## What you should do
Locate "Parse this screenshot: output" in the records below, then copy its line and every following line exactly, without the pictures.

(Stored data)
# # # #
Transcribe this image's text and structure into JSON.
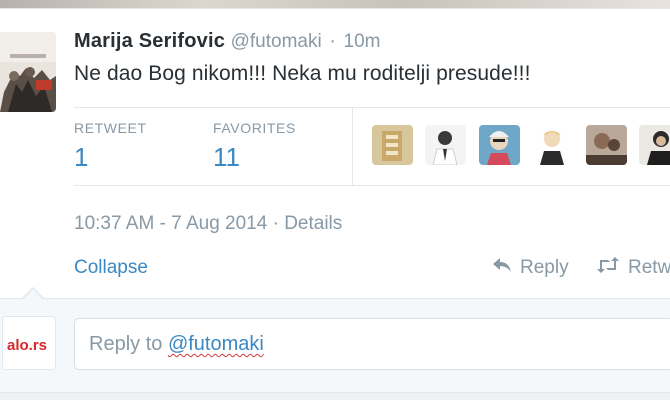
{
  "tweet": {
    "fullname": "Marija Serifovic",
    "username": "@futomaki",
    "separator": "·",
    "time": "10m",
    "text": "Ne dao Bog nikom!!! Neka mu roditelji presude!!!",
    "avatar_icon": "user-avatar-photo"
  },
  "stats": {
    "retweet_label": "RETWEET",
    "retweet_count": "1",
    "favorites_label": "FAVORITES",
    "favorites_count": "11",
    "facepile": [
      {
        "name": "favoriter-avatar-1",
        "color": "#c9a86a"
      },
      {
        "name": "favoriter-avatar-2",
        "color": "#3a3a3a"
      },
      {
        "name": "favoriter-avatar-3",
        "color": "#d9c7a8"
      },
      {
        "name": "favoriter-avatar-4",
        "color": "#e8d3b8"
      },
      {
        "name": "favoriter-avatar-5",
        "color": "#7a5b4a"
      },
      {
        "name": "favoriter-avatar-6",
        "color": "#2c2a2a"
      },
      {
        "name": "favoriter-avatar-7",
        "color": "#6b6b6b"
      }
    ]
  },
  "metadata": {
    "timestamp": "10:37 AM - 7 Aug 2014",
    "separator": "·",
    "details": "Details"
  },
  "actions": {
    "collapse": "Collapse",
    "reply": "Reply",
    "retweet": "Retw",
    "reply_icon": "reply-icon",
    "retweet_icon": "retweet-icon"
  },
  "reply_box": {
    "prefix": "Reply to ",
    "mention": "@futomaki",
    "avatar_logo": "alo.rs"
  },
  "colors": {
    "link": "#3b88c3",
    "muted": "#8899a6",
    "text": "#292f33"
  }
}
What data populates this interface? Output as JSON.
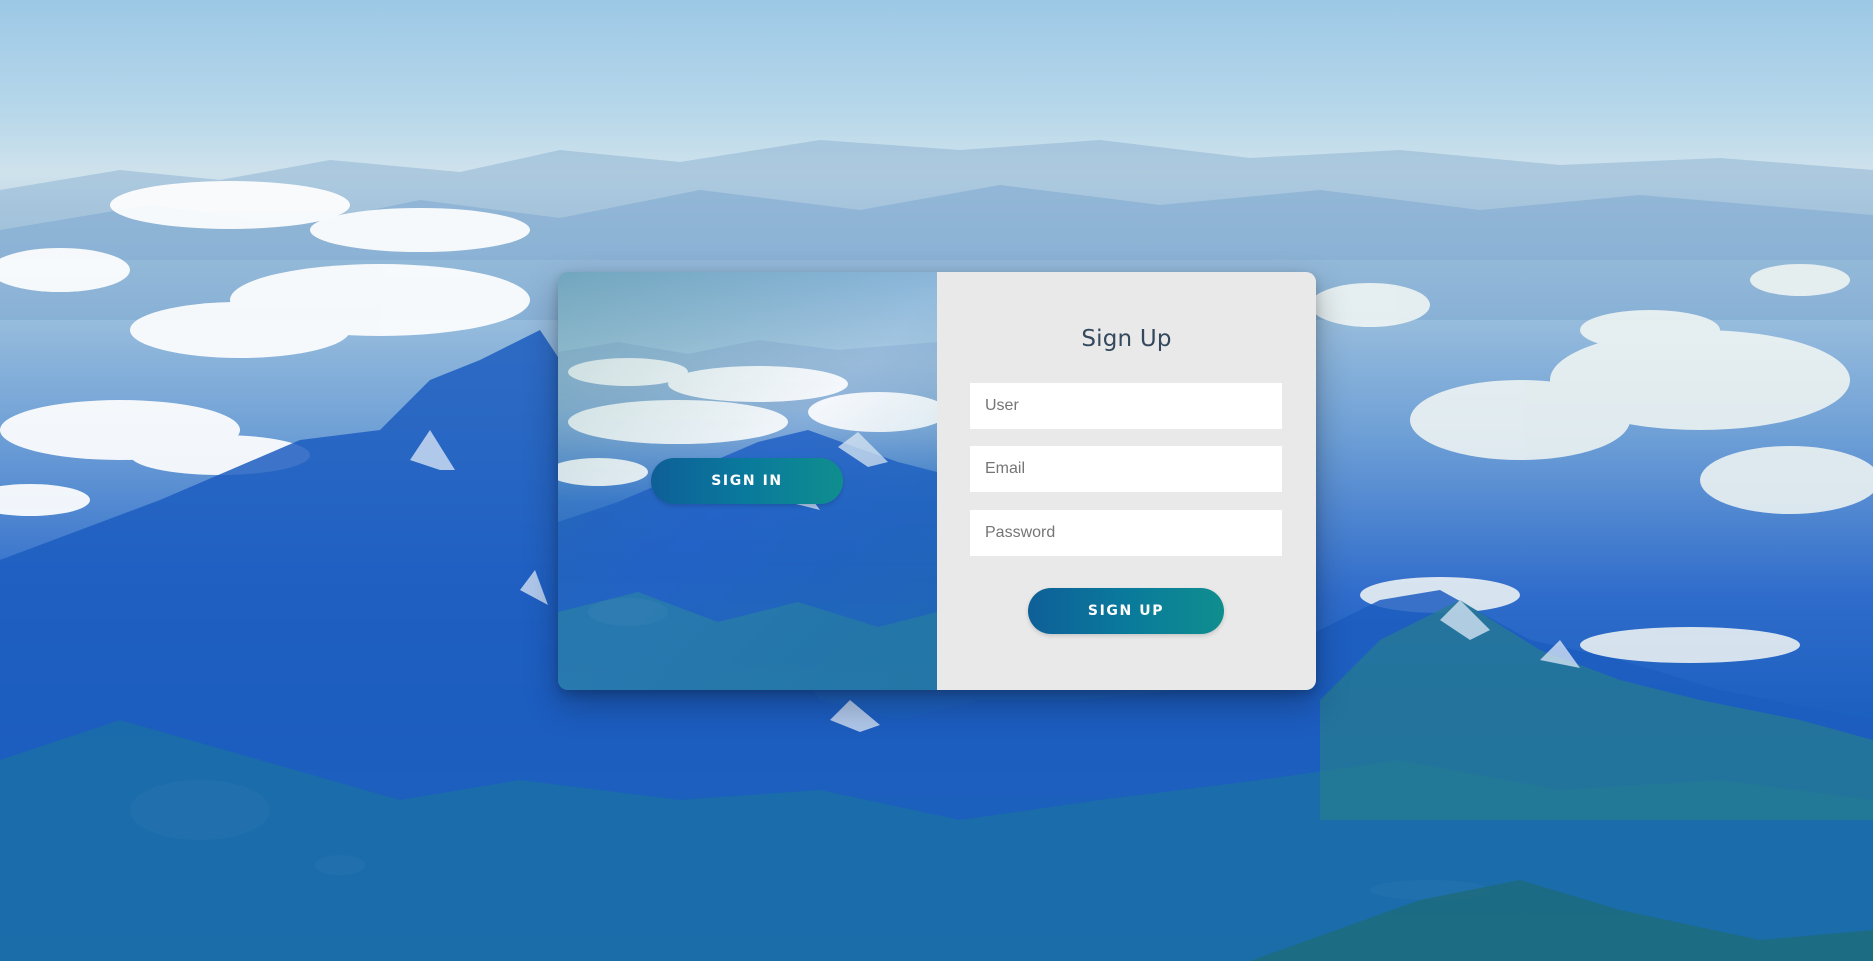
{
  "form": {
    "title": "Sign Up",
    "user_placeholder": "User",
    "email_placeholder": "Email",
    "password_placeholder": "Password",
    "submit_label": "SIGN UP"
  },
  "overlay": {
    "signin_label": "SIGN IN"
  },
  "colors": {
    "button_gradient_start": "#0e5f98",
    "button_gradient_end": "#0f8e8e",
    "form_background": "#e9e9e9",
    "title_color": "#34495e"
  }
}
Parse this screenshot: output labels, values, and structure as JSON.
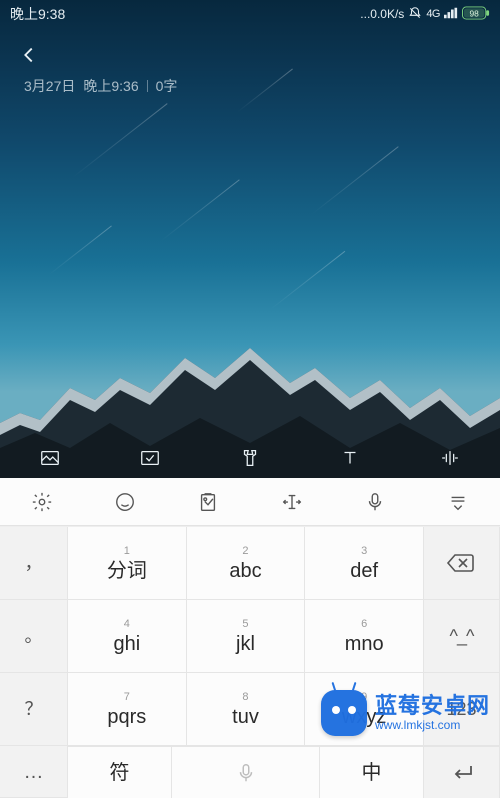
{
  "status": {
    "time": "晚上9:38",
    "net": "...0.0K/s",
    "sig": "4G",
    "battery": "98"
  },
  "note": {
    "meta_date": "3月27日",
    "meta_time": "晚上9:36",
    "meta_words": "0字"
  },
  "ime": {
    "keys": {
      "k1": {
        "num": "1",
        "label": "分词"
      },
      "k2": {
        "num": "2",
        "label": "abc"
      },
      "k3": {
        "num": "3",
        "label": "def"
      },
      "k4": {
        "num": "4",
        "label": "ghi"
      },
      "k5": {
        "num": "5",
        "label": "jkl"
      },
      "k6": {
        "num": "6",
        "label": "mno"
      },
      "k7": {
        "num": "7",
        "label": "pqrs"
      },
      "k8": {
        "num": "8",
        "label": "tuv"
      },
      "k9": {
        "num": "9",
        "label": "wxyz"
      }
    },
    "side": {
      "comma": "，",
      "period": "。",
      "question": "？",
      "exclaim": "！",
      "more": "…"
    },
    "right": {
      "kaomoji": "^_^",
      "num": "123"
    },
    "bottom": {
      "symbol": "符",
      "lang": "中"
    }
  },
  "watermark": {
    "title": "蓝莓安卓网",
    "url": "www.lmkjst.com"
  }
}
# # # #
## Expected answer
Parse this screenshot: output labels, values, and structure as JSON.
{
  "status": {
    "time": "晚上9:38",
    "net": "...0.0K/s",
    "sig": "4G",
    "battery": "98"
  },
  "note": {
    "meta_date": "3月27日",
    "meta_time": "晚上9:36",
    "meta_words": "0字"
  },
  "ime": {
    "keys": {
      "k1": {
        "num": "1",
        "label": "分词"
      },
      "k2": {
        "num": "2",
        "label": "abc"
      },
      "k3": {
        "num": "3",
        "label": "def"
      },
      "k4": {
        "num": "4",
        "label": "ghi"
      },
      "k5": {
        "num": "5",
        "label": "jkl"
      },
      "k6": {
        "num": "6",
        "label": "mno"
      },
      "k7": {
        "num": "7",
        "label": "pqrs"
      },
      "k8": {
        "num": "8",
        "label": "tuv"
      },
      "k9": {
        "num": "9",
        "label": "wxyz"
      }
    },
    "side": {
      "comma": "，",
      "period": "。",
      "question": "？",
      "exclaim": "！",
      "more": "…"
    },
    "right": {
      "kaomoji": "^_^",
      "num": "123"
    },
    "bottom": {
      "symbol": "符",
      "lang": "中"
    }
  },
  "watermark": {
    "title": "蓝莓安卓网",
    "url": "www.lmkjst.com"
  }
}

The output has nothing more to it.